Data entries
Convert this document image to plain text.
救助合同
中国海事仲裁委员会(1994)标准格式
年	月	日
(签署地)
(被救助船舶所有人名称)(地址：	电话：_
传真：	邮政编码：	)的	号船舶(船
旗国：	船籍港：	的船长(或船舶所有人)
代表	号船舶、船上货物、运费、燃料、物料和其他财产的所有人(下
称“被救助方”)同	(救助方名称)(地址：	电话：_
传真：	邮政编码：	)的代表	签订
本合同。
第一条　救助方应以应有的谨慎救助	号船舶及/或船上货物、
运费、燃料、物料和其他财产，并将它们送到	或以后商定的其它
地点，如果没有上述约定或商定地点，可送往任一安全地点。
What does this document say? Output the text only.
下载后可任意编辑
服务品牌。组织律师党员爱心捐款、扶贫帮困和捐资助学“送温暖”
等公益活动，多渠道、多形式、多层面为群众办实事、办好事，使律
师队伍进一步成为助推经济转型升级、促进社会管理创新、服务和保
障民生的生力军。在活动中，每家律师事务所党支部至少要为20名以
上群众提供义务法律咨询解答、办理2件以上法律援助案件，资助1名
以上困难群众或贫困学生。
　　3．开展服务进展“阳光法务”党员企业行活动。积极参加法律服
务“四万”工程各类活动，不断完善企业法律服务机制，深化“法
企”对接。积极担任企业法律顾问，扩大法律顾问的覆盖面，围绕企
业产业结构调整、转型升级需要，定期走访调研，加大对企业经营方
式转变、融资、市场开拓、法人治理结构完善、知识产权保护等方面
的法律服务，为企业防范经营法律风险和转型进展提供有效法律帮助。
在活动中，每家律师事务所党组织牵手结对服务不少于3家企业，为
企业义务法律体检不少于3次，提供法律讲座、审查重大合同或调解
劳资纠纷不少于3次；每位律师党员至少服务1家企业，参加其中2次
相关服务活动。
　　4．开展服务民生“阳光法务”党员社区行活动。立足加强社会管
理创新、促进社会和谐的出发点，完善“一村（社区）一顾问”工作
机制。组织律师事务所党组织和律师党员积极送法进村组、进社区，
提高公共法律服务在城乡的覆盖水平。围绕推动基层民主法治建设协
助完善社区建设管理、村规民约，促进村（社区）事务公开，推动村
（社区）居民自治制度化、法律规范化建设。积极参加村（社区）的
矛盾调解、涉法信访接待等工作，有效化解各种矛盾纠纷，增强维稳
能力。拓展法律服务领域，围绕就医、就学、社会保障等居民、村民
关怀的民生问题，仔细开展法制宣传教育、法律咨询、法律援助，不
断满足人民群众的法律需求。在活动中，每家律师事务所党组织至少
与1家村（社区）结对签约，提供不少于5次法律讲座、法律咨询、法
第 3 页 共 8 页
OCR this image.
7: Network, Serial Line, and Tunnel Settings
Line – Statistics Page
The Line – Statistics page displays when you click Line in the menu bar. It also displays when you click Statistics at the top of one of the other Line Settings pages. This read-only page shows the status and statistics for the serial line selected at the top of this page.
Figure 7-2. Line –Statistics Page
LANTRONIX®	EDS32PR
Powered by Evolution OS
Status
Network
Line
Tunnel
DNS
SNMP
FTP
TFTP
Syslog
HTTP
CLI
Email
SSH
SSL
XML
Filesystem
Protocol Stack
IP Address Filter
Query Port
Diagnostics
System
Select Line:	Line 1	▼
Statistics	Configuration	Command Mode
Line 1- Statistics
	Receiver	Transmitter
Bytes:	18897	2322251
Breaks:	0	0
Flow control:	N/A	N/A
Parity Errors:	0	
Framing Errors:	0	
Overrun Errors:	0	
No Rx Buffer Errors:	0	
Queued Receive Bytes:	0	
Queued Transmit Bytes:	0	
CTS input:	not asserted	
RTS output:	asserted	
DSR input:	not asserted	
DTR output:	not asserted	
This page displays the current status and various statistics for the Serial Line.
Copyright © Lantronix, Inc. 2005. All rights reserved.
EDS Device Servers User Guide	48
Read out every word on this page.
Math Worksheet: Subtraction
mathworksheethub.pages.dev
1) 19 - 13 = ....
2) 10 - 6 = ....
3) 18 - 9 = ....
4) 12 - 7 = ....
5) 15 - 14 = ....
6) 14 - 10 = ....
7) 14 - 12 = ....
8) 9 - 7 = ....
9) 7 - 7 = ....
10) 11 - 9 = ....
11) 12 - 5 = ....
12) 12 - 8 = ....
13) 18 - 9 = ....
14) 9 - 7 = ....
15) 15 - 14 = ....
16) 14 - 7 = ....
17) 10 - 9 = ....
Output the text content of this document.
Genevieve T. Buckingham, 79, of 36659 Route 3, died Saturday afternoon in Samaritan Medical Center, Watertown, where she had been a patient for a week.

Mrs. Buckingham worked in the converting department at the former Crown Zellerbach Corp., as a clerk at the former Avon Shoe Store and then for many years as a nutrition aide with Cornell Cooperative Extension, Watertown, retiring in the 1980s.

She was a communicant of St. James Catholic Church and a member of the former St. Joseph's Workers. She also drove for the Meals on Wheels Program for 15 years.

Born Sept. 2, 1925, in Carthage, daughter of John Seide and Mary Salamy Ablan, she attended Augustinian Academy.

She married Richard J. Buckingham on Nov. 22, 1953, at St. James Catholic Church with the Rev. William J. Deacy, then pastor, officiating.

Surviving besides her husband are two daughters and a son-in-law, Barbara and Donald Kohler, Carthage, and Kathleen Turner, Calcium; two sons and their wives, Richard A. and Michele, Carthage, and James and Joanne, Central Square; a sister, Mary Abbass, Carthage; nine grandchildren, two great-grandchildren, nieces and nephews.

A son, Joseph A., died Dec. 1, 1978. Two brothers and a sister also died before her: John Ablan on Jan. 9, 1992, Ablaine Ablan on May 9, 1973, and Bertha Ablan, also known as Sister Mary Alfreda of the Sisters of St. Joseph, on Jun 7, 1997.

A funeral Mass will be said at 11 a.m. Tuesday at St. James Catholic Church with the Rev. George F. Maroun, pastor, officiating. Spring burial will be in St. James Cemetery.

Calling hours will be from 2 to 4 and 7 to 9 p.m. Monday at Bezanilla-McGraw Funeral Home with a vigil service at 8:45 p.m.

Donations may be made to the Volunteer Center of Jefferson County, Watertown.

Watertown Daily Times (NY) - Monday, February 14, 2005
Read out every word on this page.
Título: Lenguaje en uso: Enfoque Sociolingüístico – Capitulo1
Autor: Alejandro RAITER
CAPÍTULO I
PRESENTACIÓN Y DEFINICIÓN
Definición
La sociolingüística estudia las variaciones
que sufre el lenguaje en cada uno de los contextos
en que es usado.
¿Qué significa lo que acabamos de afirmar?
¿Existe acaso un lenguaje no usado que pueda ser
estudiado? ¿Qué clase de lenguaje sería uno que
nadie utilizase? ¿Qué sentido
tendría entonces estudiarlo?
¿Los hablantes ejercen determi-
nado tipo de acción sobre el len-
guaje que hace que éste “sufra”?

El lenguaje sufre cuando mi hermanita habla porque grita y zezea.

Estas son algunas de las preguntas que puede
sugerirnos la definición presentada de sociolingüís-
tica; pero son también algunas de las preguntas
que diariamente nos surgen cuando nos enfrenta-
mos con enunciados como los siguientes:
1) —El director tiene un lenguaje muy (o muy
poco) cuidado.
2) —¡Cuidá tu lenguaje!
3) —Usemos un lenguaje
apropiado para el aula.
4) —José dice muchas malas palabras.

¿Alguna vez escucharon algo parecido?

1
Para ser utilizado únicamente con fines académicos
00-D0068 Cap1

Goal
Report only the number of lines in the records that include the word "Bytes".

Response below
3